→ REQUIREMENT: Reproduce every line of the items below word for word, with nothing left out or changed.
++++
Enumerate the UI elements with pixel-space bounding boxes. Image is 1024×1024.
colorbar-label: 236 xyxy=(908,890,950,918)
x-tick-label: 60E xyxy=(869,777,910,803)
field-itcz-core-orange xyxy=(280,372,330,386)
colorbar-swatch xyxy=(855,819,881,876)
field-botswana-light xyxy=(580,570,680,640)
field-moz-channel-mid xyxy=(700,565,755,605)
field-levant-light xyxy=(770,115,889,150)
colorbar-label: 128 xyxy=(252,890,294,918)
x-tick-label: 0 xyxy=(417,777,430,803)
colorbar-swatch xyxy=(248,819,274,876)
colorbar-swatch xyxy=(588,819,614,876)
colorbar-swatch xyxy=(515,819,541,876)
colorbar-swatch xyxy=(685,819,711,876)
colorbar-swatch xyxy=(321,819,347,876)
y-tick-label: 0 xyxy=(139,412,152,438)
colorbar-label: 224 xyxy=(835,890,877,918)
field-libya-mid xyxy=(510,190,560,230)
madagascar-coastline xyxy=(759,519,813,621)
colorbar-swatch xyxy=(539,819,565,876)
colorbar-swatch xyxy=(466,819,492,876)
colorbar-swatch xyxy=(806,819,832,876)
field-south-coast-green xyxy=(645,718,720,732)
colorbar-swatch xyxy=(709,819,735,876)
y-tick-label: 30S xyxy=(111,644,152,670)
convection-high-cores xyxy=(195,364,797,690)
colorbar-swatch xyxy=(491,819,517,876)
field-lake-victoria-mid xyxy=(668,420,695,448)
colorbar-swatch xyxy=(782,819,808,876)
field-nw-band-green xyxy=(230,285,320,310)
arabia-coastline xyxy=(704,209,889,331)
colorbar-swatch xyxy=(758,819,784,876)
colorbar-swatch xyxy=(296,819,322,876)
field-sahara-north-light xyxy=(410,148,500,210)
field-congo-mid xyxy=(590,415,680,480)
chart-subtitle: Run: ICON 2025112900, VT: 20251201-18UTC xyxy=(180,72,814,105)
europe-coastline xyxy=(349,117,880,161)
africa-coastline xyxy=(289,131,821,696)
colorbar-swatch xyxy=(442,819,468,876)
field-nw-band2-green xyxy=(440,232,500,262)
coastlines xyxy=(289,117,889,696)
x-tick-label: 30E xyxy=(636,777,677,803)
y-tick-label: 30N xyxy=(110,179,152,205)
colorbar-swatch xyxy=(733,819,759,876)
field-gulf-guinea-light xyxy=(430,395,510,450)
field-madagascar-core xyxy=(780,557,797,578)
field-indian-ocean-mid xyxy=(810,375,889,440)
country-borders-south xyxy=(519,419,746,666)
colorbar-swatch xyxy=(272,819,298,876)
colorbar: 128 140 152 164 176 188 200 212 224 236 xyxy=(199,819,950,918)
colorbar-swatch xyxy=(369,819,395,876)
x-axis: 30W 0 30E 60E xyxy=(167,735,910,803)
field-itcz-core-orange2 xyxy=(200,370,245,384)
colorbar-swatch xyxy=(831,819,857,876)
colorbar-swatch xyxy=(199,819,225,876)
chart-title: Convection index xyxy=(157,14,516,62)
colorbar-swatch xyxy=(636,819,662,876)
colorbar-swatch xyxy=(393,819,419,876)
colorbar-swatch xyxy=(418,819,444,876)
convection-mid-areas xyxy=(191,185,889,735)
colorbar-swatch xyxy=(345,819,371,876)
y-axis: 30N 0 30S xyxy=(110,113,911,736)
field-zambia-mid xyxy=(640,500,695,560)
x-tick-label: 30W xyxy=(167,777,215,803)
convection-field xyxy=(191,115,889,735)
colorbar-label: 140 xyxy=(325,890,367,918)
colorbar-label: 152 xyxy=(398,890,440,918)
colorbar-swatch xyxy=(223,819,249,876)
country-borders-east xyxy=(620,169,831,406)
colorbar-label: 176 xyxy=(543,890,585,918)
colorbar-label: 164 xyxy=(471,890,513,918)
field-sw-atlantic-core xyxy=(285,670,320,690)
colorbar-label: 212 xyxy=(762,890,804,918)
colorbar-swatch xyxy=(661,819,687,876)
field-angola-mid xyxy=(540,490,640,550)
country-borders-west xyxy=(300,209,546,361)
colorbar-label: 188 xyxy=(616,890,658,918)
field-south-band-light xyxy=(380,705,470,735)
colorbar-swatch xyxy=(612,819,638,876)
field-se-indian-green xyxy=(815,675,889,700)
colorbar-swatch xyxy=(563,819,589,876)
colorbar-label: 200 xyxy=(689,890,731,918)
++++
→ CORRECT RESULT:
Enumerate the UI elements with pixel-space bounding boxes. Image is 1024×1024.
colorbar-label: 236 xyxy=(908,890,950,918)
x-tick-label: 60E xyxy=(869,777,910,803)
field-itcz-core-orange xyxy=(280,372,330,386)
colorbar-swatch xyxy=(855,819,881,876)
field-botswana-light xyxy=(580,570,680,640)
field-moz-channel-mid xyxy=(700,565,755,605)
field-levant-light xyxy=(770,115,889,150)
colorbar-label: 128 xyxy=(252,890,294,918)
x-tick-label: 0 xyxy=(417,777,430,803)
colorbar-swatch xyxy=(248,819,274,876)
colorbar-swatch xyxy=(588,819,614,876)
colorbar-swatch xyxy=(515,819,541,876)
colorbar-swatch xyxy=(685,819,711,876)
colorbar-swatch xyxy=(321,819,347,876)
y-tick-label: 0 xyxy=(139,412,152,438)
colorbar-label: 224 xyxy=(835,890,877,918)
field-libya-mid xyxy=(510,190,560,230)
madagascar-coastline xyxy=(759,519,813,621)
colorbar-swatch xyxy=(539,819,565,876)
colorbar-swatch xyxy=(466,819,492,876)
colorbar-swatch xyxy=(806,819,832,876)
field-south-coast-green xyxy=(645,718,720,732)
colorbar-swatch xyxy=(709,819,735,876)
y-tick-label: 30S xyxy=(111,644,152,670)
convection-high-cores xyxy=(195,364,797,690)
colorbar-swatch xyxy=(491,819,517,876)
field-lake-victoria-mid xyxy=(668,420,695,448)
colorbar-swatch xyxy=(782,819,808,876)
field-nw-band-green xyxy=(230,285,320,310)
arabia-coastline xyxy=(704,209,889,331)
colorbar-swatch xyxy=(758,819,784,876)
colorbar-swatch xyxy=(296,819,322,876)
field-sahara-north-light xyxy=(410,148,500,210)
field-congo-mid xyxy=(590,415,680,480)
chart-subtitle: Run: ICON 2025112900, VT: 20251201-18UTC xyxy=(180,72,814,105)
europe-coastline xyxy=(349,117,880,161)
africa-coastline xyxy=(289,131,821,696)
colorbar-swatch xyxy=(442,819,468,876)
field-nw-band2-green xyxy=(440,232,500,262)
coastlines xyxy=(289,117,889,696)
x-tick-label: 30E xyxy=(636,777,677,803)
y-tick-label: 30N xyxy=(110,179,152,205)
colorbar-swatch xyxy=(733,819,759,876)
field-gulf-guinea-light xyxy=(430,395,510,450)
field-madagascar-core xyxy=(780,557,797,578)
field-indian-ocean-mid xyxy=(810,375,889,440)
country-borders-south xyxy=(519,419,746,666)
colorbar-swatch xyxy=(272,819,298,876)
colorbar: 128 140 152 164 176 188 200 212 224 236 xyxy=(199,819,950,918)
colorbar-swatch xyxy=(369,819,395,876)
x-axis: 30W 0 30E 60E xyxy=(167,735,910,803)
field-itcz-core-orange2 xyxy=(200,370,245,384)
colorbar-swatch xyxy=(831,819,857,876)
colorbar-swatch xyxy=(199,819,225,876)
chart-title: Convection index xyxy=(157,14,516,62)
colorbar-swatch xyxy=(636,819,662,876)
colorbar-swatch xyxy=(393,819,419,876)
colorbar-swatch xyxy=(418,819,444,876)
convection-mid-areas xyxy=(191,185,889,735)
colorbar-swatch xyxy=(345,819,371,876)
y-axis: 30N 0 30S xyxy=(110,113,911,736)
field-zambia-mid xyxy=(640,500,695,560)
x-tick-label: 30W xyxy=(167,777,215,803)
convection-field xyxy=(191,115,889,735)
colorbar-label: 140 xyxy=(325,890,367,918)
colorbar-label: 152 xyxy=(398,890,440,918)
colorbar-swatch xyxy=(223,819,249,876)
country-borders-east xyxy=(620,169,831,406)
colorbar-label: 176 xyxy=(543,890,585,918)
colorbar-label: 164 xyxy=(471,890,513,918)
field-sw-atlantic-core xyxy=(285,670,320,690)
colorbar-label: 212 xyxy=(762,890,804,918)
colorbar-swatch xyxy=(661,819,687,876)
field-angola-mid xyxy=(540,490,640,550)
country-borders-west xyxy=(300,209,546,361)
colorbar-label: 188 xyxy=(616,890,658,918)
field-south-band-light xyxy=(380,705,470,735)
colorbar-swatch xyxy=(612,819,638,876)
field-se-indian-green xyxy=(815,675,889,700)
colorbar-swatch xyxy=(563,819,589,876)
colorbar-label: 200 xyxy=(689,890,731,918)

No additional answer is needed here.